- **Given request**
Pick out each line containing the string "Factor" and copy it.

- **Record set**

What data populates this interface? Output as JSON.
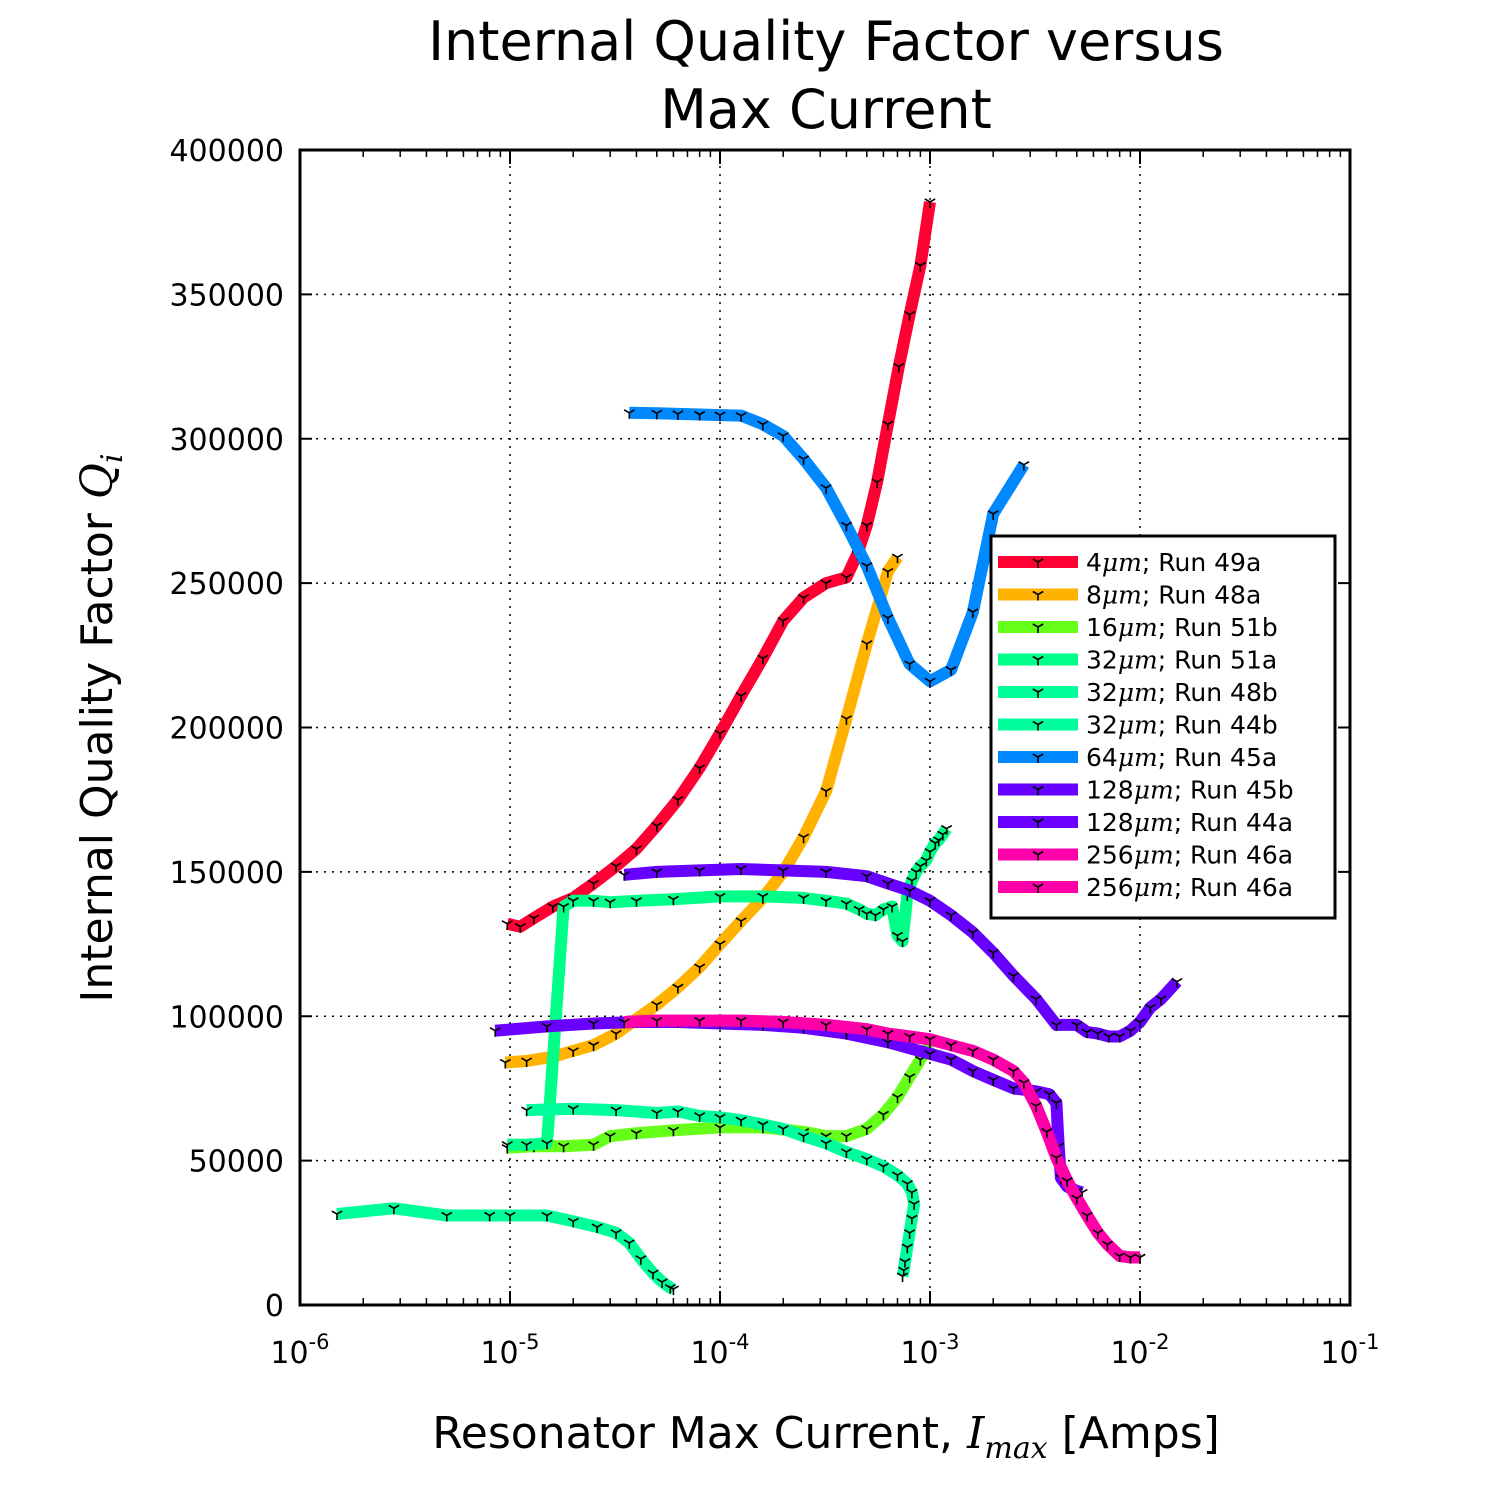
{
  "chart_data": {
    "type": "line",
    "title_lines": [
      "Internal Quality Factor versus",
      "Max Current"
    ],
    "xlabel": {
      "text": "Resonator Max Current, ",
      "math": "I",
      "math_sub": "max",
      "suffix": " [Amps]"
    },
    "ylabel": {
      "text": "Internal Quality Factor ",
      "math": "Q",
      "math_sub": "i"
    },
    "xscale": "log",
    "xlim": [
      1e-06,
      0.1
    ],
    "ylim": [
      0,
      400000
    ],
    "grid": true,
    "legend_position": "center-right",
    "x_tick_labels": [
      {
        "base": "10",
        "exp": "-6"
      },
      {
        "base": "10",
        "exp": "-5"
      },
      {
        "base": "10",
        "exp": "-4"
      },
      {
        "base": "10",
        "exp": "-3"
      },
      {
        "base": "10",
        "exp": "-2"
      },
      {
        "base": "10",
        "exp": "-1"
      }
    ],
    "y_tick_labels": [
      "0",
      "50000",
      "100000",
      "150000",
      "200000",
      "250000",
      "300000",
      "350000",
      "400000"
    ],
    "series": [
      {
        "name": "4μm; Run 49a",
        "prefix": "4",
        "suffix": "; Run 49a",
        "color": "#ff0033",
        "x": [
          9.7e-06,
          1.12e-05,
          1.3e-05,
          1.6e-05,
          2e-05,
          2.5e-05,
          3.2e-05,
          4e-05,
          5e-05,
          6.3e-05,
          8e-05,
          0.0001,
          0.000126,
          0.00016,
          0.0002,
          0.00025,
          0.00032,
          0.0004,
          0.00045,
          0.0005,
          0.00056,
          0.00063,
          0.00071,
          0.0008,
          0.0009,
          0.001
        ],
        "y": [
          132000,
          131000,
          134000,
          138000,
          141000,
          146000,
          152000,
          158000,
          166000,
          175000,
          186000,
          198000,
          211000,
          224000,
          237000,
          245000,
          250000,
          252000,
          260000,
          270000,
          285000,
          305000,
          325000,
          343000,
          360000,
          382000
        ]
      },
      {
        "name": "8μm; Run 48a",
        "prefix": "8",
        "suffix": "; Run 48a",
        "color": "#ffb300",
        "x": [
          9.5e-06,
          1.2e-05,
          1.6e-05,
          2e-05,
          2.5e-05,
          3.2e-05,
          4e-05,
          5e-05,
          6.3e-05,
          8e-05,
          0.0001,
          0.000126,
          0.00016,
          0.0002,
          0.00025,
          0.00032,
          0.0004,
          0.0005,
          0.00063,
          0.0007
        ],
        "y": [
          84000,
          84500,
          86000,
          88000,
          90000,
          94000,
          99000,
          104000,
          110000,
          117000,
          125000,
          133000,
          141000,
          150000,
          162000,
          178000,
          203000,
          229000,
          254000,
          259000
        ]
      },
      {
        "name": "16μm; Run 51b",
        "prefix": "16",
        "suffix": "; Run 51b",
        "color": "#66ff1a",
        "x": [
          9.7e-06,
          1.3e-05,
          1.8e-05,
          2.5e-05,
          3e-05,
          4e-05,
          6e-05,
          0.0001,
          0.00016,
          0.00025,
          0.00032,
          0.0004,
          0.0005,
          0.0006,
          0.0007,
          0.0008,
          0.0009,
          0.001
        ],
        "y": [
          54500,
          55000,
          55000,
          55500,
          58500,
          59500,
          60500,
          61500,
          61500,
          60000,
          58500,
          58500,
          61000,
          66000,
          72000,
          79000,
          85000,
          90000
        ]
      },
      {
        "name": "32μm; Run 51a",
        "prefix": "32",
        "suffix": "; Run 51a",
        "color": "#00ff88",
        "x": [
          9.7e-06,
          1.2e-05,
          1.5e-05,
          1.8e-05,
          2e-05,
          2.5e-05,
          3e-05,
          4e-05,
          6e-05,
          0.0001,
          0.00016,
          0.00025,
          0.00032,
          0.0004,
          0.00046,
          0.0005,
          0.00055,
          0.0006,
          0.00066,
          0.0007,
          0.00074,
          0.00078,
          0.00082,
          0.00086,
          0.0009,
          0.00096,
          0.001,
          0.00106,
          0.0011,
          0.00115,
          0.0012
        ],
        "y": [
          55500,
          55500,
          56000,
          138000,
          140000,
          140000,
          139500,
          140000,
          140500,
          141500,
          141500,
          141000,
          140000,
          139000,
          137000,
          135500,
          135000,
          137000,
          138000,
          128000,
          126000,
          142000,
          147000,
          150000,
          152000,
          154000,
          157000,
          160000,
          161000,
          163000,
          165000
        ]
      },
      {
        "name": "32μm; Run 48b",
        "prefix": "32",
        "suffix": "; Run 48b",
        "color": "#00ff99",
        "x": [
          1.5e-06,
          2.8e-06,
          5e-06,
          8e-06,
          1e-05,
          1.5e-05,
          2e-05,
          2.6e-05,
          3.2e-05,
          3.7e-05,
          4.2e-05,
          4.8e-05,
          5.3e-05,
          5.8e-05,
          6e-05
        ],
        "y": [
          31500,
          33500,
          31000,
          31000,
          31000,
          31000,
          29000,
          27000,
          25000,
          21500,
          16000,
          11000,
          8000,
          6000,
          5500
        ]
      },
      {
        "name": "32μm; Run 44b",
        "prefix": "32",
        "suffix": "; Run 44b",
        "color": "#00ff9c",
        "x": [
          1.2e-05,
          2e-05,
          3.2e-05,
          5e-05,
          6.3e-05,
          8e-05,
          0.0001,
          0.000126,
          0.00016,
          0.0002,
          0.00025,
          0.00032,
          0.0004,
          0.0005,
          0.0006,
          0.0007,
          0.00078,
          0.00082,
          0.00084,
          0.00082,
          0.0008,
          0.00078,
          0.00076,
          0.00075,
          0.00074
        ],
        "y": [
          67500,
          68000,
          67500,
          66500,
          67000,
          65500,
          65000,
          64000,
          62500,
          61000,
          58500,
          56000,
          53000,
          50500,
          48000,
          45000,
          42000,
          39000,
          35000,
          30000,
          25000,
          20000,
          15000,
          12000,
          10000
        ]
      },
      {
        "name": "64μm; Run 45a",
        "prefix": "64",
        "suffix": "; Run 45a",
        "color": "#0088ff",
        "x": [
          3.7e-05,
          5e-05,
          6.3e-05,
          8e-05,
          0.0001,
          0.000126,
          0.00016,
          0.0002,
          0.00025,
          0.00032,
          0.0004,
          0.0005,
          0.00063,
          0.0008,
          0.001,
          0.00126,
          0.0016,
          0.002,
          0.0028
        ],
        "y": [
          309000,
          308800,
          308600,
          308400,
          308200,
          308000,
          305000,
          301000,
          293000,
          283000,
          270000,
          256000,
          238000,
          222000,
          216000,
          220000,
          240000,
          274000,
          291000
        ]
      },
      {
        "name": "128μm; Run 45b",
        "prefix": "128",
        "suffix": "; Run 45b",
        "color": "#6600ff",
        "x": [
          3.5e-05,
          5e-05,
          8e-05,
          0.000126,
          0.0002,
          0.00032,
          0.0005,
          0.00063,
          0.0008,
          0.001,
          0.00126,
          0.0016,
          0.002,
          0.0025,
          0.0032,
          0.004,
          0.005,
          0.0056,
          0.0063,
          0.0071,
          0.008,
          0.009,
          0.01,
          0.0112,
          0.0126,
          0.015
        ],
        "y": [
          149000,
          150000,
          150500,
          151000,
          150500,
          150000,
          148500,
          146000,
          143500,
          140000,
          135000,
          129000,
          122000,
          114000,
          106000,
          97000,
          97000,
          94500,
          94000,
          93000,
          93000,
          95000,
          98000,
          103000,
          106000,
          112000
        ]
      },
      {
        "name": "128μm; Run 44a",
        "prefix": "128",
        "suffix": "; Run 44a",
        "color": "#6a00ff",
        "x": [
          8.5e-06,
          1.5e-05,
          2.5e-05,
          4e-05,
          6.3e-05,
          0.0001,
          0.00016,
          0.00025,
          0.0004,
          0.00063,
          0.001,
          0.00126,
          0.0016,
          0.002,
          0.0025,
          0.0032,
          0.0037,
          0.004,
          0.0041,
          0.0042,
          0.0045,
          0.005,
          0.0053
        ],
        "y": [
          95000,
          96500,
          97500,
          98000,
          98000,
          97500,
          97000,
          96000,
          94000,
          91000,
          87000,
          85000,
          81000,
          78000,
          75000,
          74000,
          73000,
          70000,
          55000,
          44000,
          41000,
          39500,
          39000
        ]
      },
      {
        "name": "256μm; Run 46a",
        "prefix": "256",
        "suffix": "; Run 46a",
        "color": "#ff00aa",
        "x": [
          3.5e-05,
          5e-05,
          8e-05,
          0.000126,
          0.0002,
          0.00032,
          0.0005,
          0.00063,
          0.0008,
          0.001,
          0.00126,
          0.0016,
          0.002,
          0.0025,
          0.0028,
          0.0032,
          0.0036,
          0.004,
          0.0045,
          0.005,
          0.0056,
          0.0063,
          0.007,
          0.008,
          0.009,
          0.01
        ],
        "y": [
          98000,
          98500,
          98500,
          98500,
          98000,
          97000,
          95500,
          94000,
          93000,
          92000,
          90000,
          88000,
          85000,
          81000,
          77000,
          69000,
          60000,
          51000,
          43000,
          37000,
          31000,
          25000,
          21000,
          17000,
          16500,
          16500
        ]
      },
      {
        "name": "256μm; Run 46a",
        "prefix": "256",
        "suffix": "; Run 46a",
        "color": "#ff00a8",
        "x": [
          3.5e-05,
          5e-05,
          8e-05,
          0.000126,
          0.0002,
          0.00032,
          0.0005,
          0.00063,
          0.0008,
          0.001,
          0.00126,
          0.0016,
          0.002,
          0.0025,
          0.0028,
          0.0032,
          0.0036,
          0.004,
          0.0045,
          0.005,
          0.0056,
          0.0063,
          0.007,
          0.008,
          0.009,
          0.01
        ],
        "y": [
          98000,
          98500,
          98500,
          98500,
          98000,
          97000,
          95500,
          94000,
          93000,
          92000,
          90000,
          88000,
          85000,
          81000,
          77000,
          69000,
          60000,
          51000,
          43000,
          37000,
          31000,
          25000,
          21000,
          17000,
          16500,
          16500
        ]
      }
    ],
    "legend_math": "μm"
  }
}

- **Result**
      "Internal Quality Factor versus",
      "text": "Internal Quality Factor ",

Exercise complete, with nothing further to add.